● **CHALLENGE**: In the entries that follow, find the word "trạng" and report each line it is on.

━━━

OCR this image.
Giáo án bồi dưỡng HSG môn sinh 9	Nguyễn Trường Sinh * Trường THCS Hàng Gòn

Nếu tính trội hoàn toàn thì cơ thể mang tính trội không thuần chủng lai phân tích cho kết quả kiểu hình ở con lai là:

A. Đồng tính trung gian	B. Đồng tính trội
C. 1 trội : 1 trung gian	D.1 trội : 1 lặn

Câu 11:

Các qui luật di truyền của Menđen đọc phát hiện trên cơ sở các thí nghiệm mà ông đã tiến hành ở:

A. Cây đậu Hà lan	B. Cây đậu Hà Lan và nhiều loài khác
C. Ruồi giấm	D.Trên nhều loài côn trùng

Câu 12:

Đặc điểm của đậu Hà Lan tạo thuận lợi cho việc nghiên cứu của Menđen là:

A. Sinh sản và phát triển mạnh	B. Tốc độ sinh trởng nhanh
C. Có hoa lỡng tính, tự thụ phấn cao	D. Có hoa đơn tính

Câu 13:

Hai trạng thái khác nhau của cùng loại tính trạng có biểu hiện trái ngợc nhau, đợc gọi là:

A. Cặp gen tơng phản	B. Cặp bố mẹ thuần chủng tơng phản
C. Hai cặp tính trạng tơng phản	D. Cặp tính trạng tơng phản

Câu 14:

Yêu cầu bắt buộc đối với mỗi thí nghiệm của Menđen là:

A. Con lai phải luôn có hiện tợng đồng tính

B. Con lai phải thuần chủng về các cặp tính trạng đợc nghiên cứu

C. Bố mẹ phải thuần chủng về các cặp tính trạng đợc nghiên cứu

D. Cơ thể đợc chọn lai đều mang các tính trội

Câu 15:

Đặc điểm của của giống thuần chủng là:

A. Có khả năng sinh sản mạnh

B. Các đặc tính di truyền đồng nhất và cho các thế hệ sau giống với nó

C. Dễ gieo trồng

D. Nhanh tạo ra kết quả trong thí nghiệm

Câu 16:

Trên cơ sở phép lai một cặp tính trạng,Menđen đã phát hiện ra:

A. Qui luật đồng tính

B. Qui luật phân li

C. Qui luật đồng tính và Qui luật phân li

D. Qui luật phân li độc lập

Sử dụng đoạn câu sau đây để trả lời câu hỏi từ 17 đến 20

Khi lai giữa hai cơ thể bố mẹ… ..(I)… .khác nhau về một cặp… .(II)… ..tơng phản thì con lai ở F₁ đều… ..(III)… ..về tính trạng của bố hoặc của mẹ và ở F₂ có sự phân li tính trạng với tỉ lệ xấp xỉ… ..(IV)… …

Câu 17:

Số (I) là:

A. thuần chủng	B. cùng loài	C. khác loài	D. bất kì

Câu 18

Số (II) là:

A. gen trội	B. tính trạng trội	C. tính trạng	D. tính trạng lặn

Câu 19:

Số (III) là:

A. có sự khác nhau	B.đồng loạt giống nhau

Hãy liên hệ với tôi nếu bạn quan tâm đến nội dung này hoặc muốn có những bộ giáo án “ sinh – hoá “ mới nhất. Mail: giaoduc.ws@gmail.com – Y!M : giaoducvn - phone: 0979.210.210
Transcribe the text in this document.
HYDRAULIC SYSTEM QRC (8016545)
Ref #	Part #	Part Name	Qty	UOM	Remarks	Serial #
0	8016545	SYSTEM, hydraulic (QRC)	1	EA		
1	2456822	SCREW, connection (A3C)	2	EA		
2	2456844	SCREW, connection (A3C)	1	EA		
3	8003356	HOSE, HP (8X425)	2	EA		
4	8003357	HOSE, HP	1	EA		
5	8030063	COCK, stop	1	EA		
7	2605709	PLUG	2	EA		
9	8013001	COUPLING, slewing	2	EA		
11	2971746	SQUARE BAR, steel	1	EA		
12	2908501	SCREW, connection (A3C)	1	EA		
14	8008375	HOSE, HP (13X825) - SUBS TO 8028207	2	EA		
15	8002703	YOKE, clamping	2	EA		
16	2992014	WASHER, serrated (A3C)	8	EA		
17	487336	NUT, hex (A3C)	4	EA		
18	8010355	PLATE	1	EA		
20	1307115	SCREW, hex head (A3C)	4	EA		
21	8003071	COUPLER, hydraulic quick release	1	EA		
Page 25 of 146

━━━

● **FULL RESPONSE**:
Hai trạng thái khác nhau của cùng loại tính trạng có biểu hiện trái ngợc nhau, đợc gọi là:
C. Hai cặp tính trạng tơng phản	D. Cặp tính trạng tơng phản
B. Con lai phải thuần chủng về các cặp tính trạng đợc nghiên cứu
C. Bố mẹ phải thuần chủng về các cặp tính trạng đợc nghiên cứu
Trên cơ sở phép lai một cặp tính trạng,Menđen đã phát hiện ra:
Khi lai giữa hai cơ thể bố mẹ… ..(I)… .khác nhau về một cặp… .(II)… ..tơng phản thì con lai ở F₁ đều… ..(III)… ..về tính trạng của bố hoặc của mẹ và ở F₂ có sự phân li tính trạng với tỉ lệ xấp xỉ… ..(IV)… …
A. gen trội	B. tính trạng trội	C. tính trạng	D. tính trạng lặn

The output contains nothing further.